-- Work to do --
Only the number is needed: how many lines of the records include "Trasa"?

-- Data shown --
..........
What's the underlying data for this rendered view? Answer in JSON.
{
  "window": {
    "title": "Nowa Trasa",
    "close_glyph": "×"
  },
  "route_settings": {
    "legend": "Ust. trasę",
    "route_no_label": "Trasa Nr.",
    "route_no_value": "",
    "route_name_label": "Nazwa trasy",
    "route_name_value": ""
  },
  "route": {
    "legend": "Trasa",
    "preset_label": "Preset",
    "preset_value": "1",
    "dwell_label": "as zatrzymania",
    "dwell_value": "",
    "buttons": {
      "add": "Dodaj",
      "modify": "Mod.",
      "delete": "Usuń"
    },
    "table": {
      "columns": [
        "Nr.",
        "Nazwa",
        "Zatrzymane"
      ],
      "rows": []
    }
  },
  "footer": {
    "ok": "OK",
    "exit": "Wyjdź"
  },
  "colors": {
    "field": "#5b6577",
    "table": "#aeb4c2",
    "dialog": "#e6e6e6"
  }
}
..........
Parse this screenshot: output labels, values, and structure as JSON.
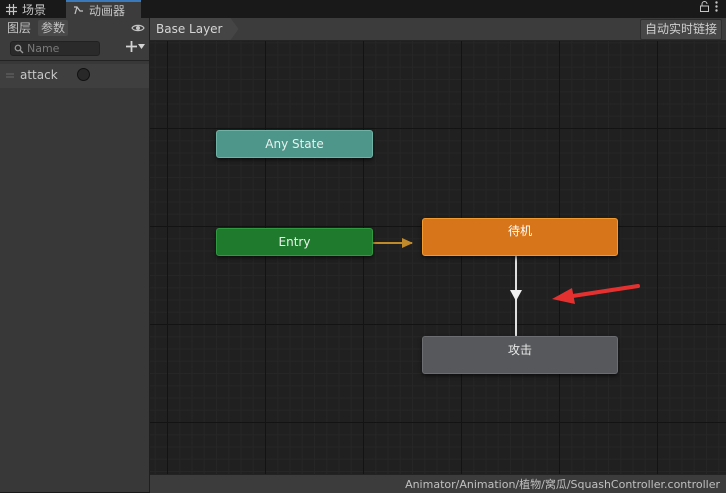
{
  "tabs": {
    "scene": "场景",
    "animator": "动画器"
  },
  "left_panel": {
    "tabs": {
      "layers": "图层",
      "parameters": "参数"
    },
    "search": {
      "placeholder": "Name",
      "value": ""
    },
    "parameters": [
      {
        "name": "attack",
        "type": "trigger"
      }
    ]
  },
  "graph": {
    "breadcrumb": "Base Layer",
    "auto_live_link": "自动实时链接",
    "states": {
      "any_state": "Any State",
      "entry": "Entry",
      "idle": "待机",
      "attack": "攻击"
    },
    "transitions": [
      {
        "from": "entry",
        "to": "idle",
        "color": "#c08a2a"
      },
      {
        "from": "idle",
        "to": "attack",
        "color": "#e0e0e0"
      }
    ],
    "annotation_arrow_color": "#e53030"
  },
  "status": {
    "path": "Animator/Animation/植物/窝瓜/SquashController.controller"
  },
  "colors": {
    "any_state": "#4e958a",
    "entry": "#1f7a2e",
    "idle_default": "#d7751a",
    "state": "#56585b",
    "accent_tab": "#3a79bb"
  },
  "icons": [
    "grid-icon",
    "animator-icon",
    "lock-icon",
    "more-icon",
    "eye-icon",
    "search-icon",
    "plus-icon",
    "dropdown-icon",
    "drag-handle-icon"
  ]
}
..........
-- Answer to the exercise --
3